TASK TO CARRY OUT: Look through the material below. Copy each line that contains the string "color".

STORED DATA:
──────────────────────────────

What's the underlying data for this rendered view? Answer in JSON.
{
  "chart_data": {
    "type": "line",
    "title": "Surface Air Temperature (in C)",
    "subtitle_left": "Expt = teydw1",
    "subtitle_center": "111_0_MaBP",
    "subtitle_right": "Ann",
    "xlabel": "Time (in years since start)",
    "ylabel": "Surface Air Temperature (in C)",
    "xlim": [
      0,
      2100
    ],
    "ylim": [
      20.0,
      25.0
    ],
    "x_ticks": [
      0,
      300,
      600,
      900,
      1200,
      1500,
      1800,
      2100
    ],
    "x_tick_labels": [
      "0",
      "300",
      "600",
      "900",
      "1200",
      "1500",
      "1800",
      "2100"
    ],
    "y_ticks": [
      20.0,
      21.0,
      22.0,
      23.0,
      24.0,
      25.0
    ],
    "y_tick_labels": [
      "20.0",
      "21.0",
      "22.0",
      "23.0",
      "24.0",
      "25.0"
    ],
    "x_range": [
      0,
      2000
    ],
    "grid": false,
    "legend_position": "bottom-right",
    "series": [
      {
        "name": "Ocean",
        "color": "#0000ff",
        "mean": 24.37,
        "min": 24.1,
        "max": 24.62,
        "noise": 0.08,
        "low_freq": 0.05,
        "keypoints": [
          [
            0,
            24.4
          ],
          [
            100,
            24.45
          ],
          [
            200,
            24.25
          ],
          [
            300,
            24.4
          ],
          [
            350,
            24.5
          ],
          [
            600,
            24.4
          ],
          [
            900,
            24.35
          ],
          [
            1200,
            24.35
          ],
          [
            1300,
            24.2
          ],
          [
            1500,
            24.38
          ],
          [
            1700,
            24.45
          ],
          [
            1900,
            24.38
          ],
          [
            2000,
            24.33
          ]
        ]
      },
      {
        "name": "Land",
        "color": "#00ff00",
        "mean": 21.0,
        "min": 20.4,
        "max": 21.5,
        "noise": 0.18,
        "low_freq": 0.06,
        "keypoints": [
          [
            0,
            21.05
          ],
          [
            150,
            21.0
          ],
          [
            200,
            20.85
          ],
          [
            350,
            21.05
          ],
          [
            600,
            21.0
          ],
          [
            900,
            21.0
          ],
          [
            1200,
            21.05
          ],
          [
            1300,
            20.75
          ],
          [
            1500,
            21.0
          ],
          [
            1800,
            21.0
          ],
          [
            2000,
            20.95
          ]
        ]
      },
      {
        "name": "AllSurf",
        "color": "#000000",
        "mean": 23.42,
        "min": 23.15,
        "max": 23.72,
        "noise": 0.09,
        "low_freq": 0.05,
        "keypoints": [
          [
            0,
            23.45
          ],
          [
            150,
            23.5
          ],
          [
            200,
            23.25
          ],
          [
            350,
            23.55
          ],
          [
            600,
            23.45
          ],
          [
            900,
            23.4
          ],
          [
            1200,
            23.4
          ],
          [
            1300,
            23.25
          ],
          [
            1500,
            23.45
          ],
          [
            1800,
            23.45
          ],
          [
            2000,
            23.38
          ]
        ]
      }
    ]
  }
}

──────────────────────────────

FINISHED EXERCISE:
        "color": "#0000ff",
        "color": "#00ff00",
        "color": "#000000",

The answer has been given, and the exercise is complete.